START Dataset rows

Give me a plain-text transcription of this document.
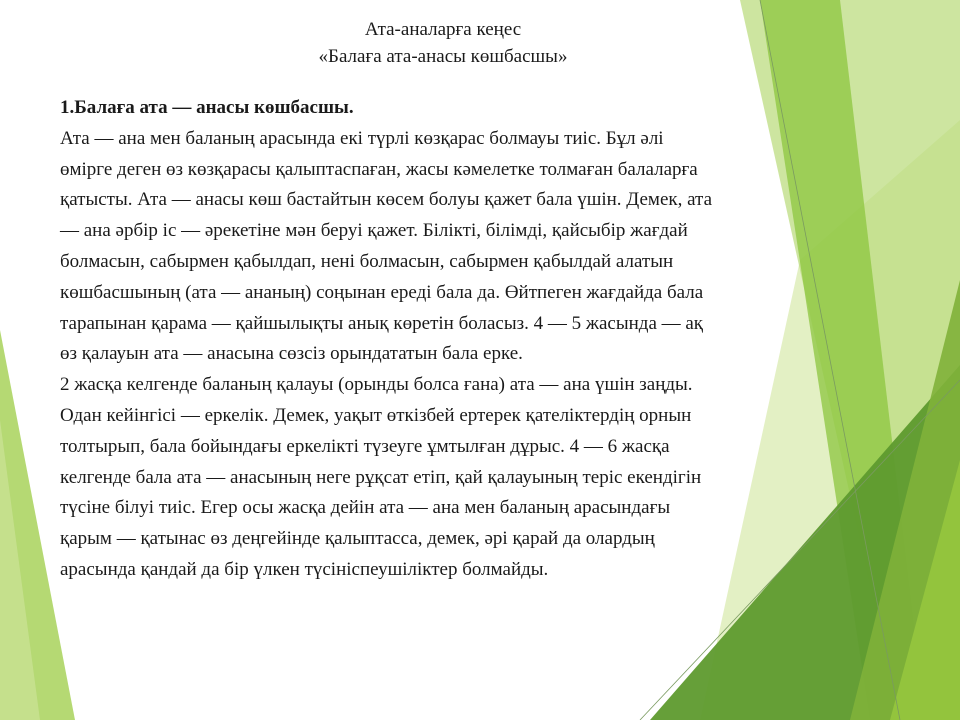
Ата-аналарға кеңес
«Балаға ата-анасы көшбасшы»
1.Балаға ата — анасы көшбасшы.
Ата — ана мен баланың арасында екі түрлі көзқарас болмауы тиіс. Бұл әлі
өмірге деген өз көзқарасы қалыптаспаған, жасы кәмелетке толмаған балаларға
қатысты. Ата — анасы көш бастайтын көсем болуы қажет бала үшін. Демек, ата
— ана әрбір іс — әрекетіне мән беруі қажет. Білікті, білімді, қайсыбір жағдай
болмасын, сабырмен қабылдап, нені болмасын, сабырмен қабылдай алатын
көшбасшының (ата — ананың) соңынан ереді бала да. Өйтпеген жағдайда бала
тарапынан қарама — қайшылықты анық көретін боласыз. 4 — 5 жасында — ақ
өз қалауын ата — анасына сөзсіз орындататын бала ерке.
2 жасқа келгенде баланың қалауы (орынды болса ғана) ата — ана үшін заңды.
Одан кейінгісі — еркелік. Демек, уақыт өткізбей ертерек қателіктердің орнын
толтырып, бала бойындағы еркелікті түзеуге ұмтылған дұрыс. 4 — 6 жасқа
келгенде бала ата — анасының неге рұқсат етіп, қай қалауының теріс екендігін
түсіне білуі тиіс. Егер осы жасқа дейін ата — ана мен баланың арасындағы
қарым — қатынас өз деңгейінде қалыптасса, демек, әрі қарай да олардың
арасында қандай да бір үлкен түсініспеушіліктер болмайды.
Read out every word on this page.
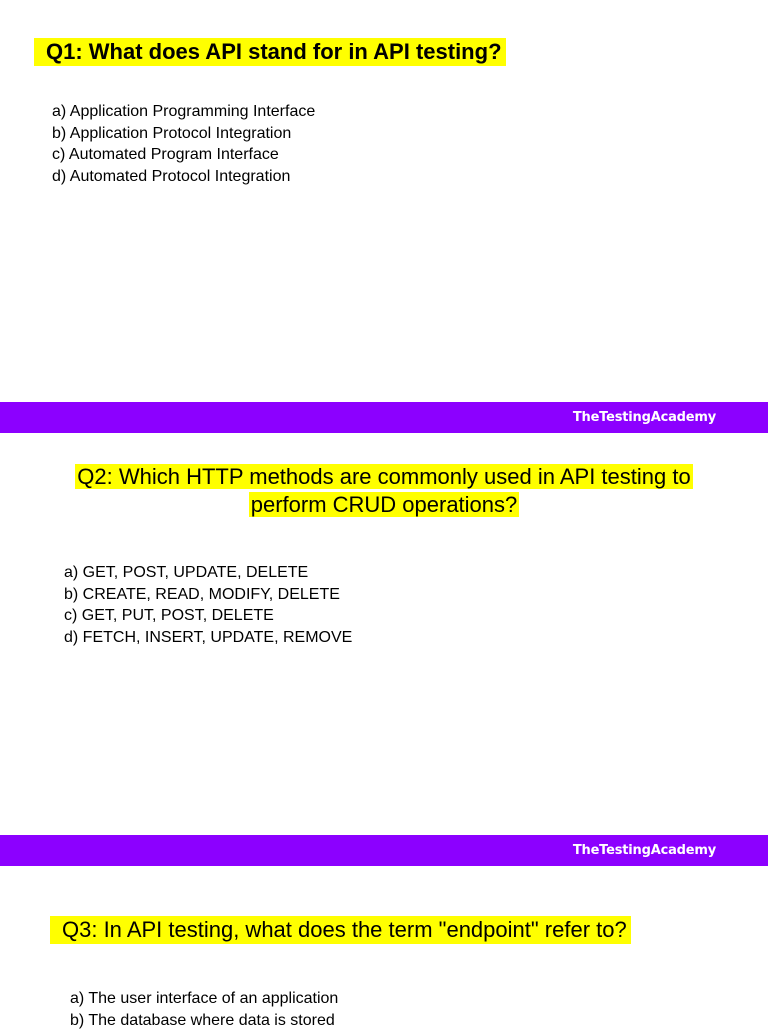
Q1: What does API stand for in API testing?
a) Application Programming Interface
b) Application Protocol Integration
c) Automated Program Interface
d) Automated Protocol Integration
TheTestingAcademy
Q2: Which HTTP methods are commonly used in API testing to
perform CRUD operations?
a) GET, POST, UPDATE, DELETE
b) CREATE, READ, MODIFY, DELETE
c) GET, PUT, POST, DELETE
d) FETCH, INSERT, UPDATE, REMOVE
TheTestingAcademy
Q3: In API testing, what does the term "endpoint" refer to?
a) The user interface of an application
b) The database where data is stored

END Dataset rows

_The exercise:_
Without the images, write out each line of the data verbatim.

_The result:_
Give me a plain-text transcription of this document.
Ата-аналарға кеңес
«Балаға ата-анасы көшбасшы»
1.Балаға ата — анасы көшбасшы.
Ата — ана мен баланың арасында екі түрлі көзқарас болмауы тиіс. Бұл әлі
өмірге деген өз көзқарасы қалыптаспаған, жасы кәмелетке толмаған балаларға
қатысты. Ата — анасы көш бастайтын көсем болуы қажет бала үшін. Демек, ата
— ана әрбір іс — әрекетіне мән беруі қажет. Білікті, білімді, қайсыбір жағдай
болмасын, сабырмен қабылдап, нені болмасын, сабырмен қабылдай алатын
көшбасшының (ата — ананың) соңынан ереді бала да. Өйтпеген жағдайда бала
тарапынан қарама — қайшылықты анық көретін боласыз. 4 — 5 жасында — ақ
өз қалауын ата — анасына сөзсіз орындататын бала ерке.
2 жасқа келгенде баланың қалауы (орынды болса ғана) ата — ана үшін заңды.
Одан кейінгісі — еркелік. Демек, уақыт өткізбей ертерек қателіктердің орнын
толтырып, бала бойындағы еркелікті түзеуге ұмтылған дұрыс. 4 — 6 жасқа
келгенде бала ата — анасының неге рұқсат етіп, қай қалауының теріс екендігін
түсіне білуі тиіс. Егер осы жасқа дейін ата — ана мен баланың арасындағы
қарым — қатынас өз деңгейінде қалыптасса, демек, әрі қарай да олардың
арасында қандай да бір үлкен түсініспеушіліктер болмайды.
Read out every word on this page.
Q1: What does API stand for in API testing?
a) Application Programming Interface
b) Application Protocol Integration
c) Automated Program Interface
d) Automated Protocol Integration
TheTestingAcademy
Q2: Which HTTP methods are commonly used in API testing to
perform CRUD operations?
a) GET, POST, UPDATE, DELETE
b) CREATE, READ, MODIFY, DELETE
c) GET, PUT, POST, DELETE
d) FETCH, INSERT, UPDATE, REMOVE
TheTestingAcademy
Q3: In API testing, what does the term "endpoint" refer to?
a) The user interface of an application
b) The database where data is stored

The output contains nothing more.